Exercise text Start Marker

The coronavirus has the Netherlands in its grip. We are trying to stop the epidemic by keeping one and a half metres apart and following separate walking routes in stores and offices. But how effective are these measures in indoor spaces?
“The National Institute for Public Health and the Environment uses scientific models to chart the spread of the coronavirus in the whole of the Netherlands and specific regions,” explains infectious disease epidemiologist Quirine ten Bosch. “However, the measures also have an influence at much smaller scales: can you go to the movies or dine out at your favourite restaurant? We want to know exactly what happens in indoor spaces and how the behaviour of people indoors influences the spread of corona, including when the measures are less strictly observed. With this information, you can design measures that enable people to do as much as possible while still staying safe.”
TU Delft's crowd monitoring system
Epidemiologists of the Quantitative Veterinary Epidemiology chair group are collaborating with partners from TU Delft’s ActiveModeLab to track interactions between people with a crowd monitoring system. To this end, the TU Delft canteen has been equipped with sensors and cameras that monitor how many people are in the room and how much distance they keep from each other. “We link this data to a transmission model that simulates the spread of the coronavirus in a room,” says Ten Bosch. “The model takes account of various factors such as the quantity of virus particles left on a table or virus droplets in the air.”
The epidemiologists are aware that not everyone always keeps a distance of one and a half metres from others, while in terms of the contamination risk it probably makes a big difference whether you keep one metre or one and a half metres apart. “We have not monitored in restaurants yet, but we expect that if people comply with the measures they will not walk around much in restaurants and so they will have prolonged contact with relatively few people. They will therefore face only a small risk of contamination, although this will vary greatly depending on the setting.”

Exercise text End Marker
Provided material Start Marker

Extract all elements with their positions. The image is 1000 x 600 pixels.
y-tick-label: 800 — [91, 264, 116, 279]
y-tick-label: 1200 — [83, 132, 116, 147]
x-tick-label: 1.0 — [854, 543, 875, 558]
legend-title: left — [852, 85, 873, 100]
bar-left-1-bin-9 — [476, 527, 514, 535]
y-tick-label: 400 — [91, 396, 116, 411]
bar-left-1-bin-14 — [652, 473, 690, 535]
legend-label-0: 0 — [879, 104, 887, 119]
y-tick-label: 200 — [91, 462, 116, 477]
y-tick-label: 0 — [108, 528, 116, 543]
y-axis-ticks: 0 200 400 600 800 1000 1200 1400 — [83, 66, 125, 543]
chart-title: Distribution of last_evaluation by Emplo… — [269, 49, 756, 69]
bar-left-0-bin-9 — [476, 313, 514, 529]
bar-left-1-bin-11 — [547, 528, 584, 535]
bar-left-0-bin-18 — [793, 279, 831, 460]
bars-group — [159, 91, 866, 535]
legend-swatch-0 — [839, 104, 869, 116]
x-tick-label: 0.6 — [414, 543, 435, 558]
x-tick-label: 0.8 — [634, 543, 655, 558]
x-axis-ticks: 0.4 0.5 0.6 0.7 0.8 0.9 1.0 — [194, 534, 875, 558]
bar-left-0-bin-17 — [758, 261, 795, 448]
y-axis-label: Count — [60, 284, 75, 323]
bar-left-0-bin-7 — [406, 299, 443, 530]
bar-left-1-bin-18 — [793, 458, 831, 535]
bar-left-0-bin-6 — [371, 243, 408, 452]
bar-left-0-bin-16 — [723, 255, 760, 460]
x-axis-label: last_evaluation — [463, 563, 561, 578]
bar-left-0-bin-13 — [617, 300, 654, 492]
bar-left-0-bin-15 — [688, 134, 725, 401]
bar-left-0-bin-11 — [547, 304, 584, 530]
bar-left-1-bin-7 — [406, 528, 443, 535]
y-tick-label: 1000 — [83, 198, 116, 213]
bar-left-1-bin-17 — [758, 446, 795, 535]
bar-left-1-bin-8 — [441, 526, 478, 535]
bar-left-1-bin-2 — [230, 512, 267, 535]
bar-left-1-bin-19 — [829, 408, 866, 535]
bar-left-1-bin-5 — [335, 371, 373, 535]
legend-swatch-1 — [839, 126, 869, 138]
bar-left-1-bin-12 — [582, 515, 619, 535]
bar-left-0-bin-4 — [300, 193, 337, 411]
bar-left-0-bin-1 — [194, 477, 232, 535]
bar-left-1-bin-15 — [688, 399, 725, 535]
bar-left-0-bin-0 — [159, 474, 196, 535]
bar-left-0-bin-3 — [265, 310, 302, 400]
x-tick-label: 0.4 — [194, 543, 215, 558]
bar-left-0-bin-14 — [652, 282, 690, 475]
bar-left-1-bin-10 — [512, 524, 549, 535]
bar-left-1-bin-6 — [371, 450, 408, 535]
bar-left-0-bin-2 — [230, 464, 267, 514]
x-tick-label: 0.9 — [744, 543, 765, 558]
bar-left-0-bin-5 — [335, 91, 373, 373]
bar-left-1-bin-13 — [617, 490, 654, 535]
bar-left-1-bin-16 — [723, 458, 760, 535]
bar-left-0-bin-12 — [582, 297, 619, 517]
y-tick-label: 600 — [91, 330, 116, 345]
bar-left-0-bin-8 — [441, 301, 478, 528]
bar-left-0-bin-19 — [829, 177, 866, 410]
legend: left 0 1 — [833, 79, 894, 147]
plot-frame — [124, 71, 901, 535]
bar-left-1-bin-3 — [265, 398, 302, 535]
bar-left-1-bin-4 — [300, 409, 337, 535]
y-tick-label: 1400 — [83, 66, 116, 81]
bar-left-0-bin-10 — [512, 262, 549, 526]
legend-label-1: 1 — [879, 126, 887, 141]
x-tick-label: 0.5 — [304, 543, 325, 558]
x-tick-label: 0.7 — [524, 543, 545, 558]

Provided material End Marker

**Activity 1**
Copy the passage on indoor coronavirus measures, starting with "The coronavirus has" and going on through "in indoor spaces?", but swap "epidemic" for "outbreak".
**Activity 2**
In the passage on indoor coronavirus measures, which room at TU Delft was fitted with sensors and cameras?

**Your solution 1**
The coronavirus has the Netherlands in its grip. We are trying to stop the outbreak by keeping one and a half metres apart and following separate walking routes in stores and offices. But how effective are these measures in indoor spaces?

**Your solution 2**
The TU Delft canteen.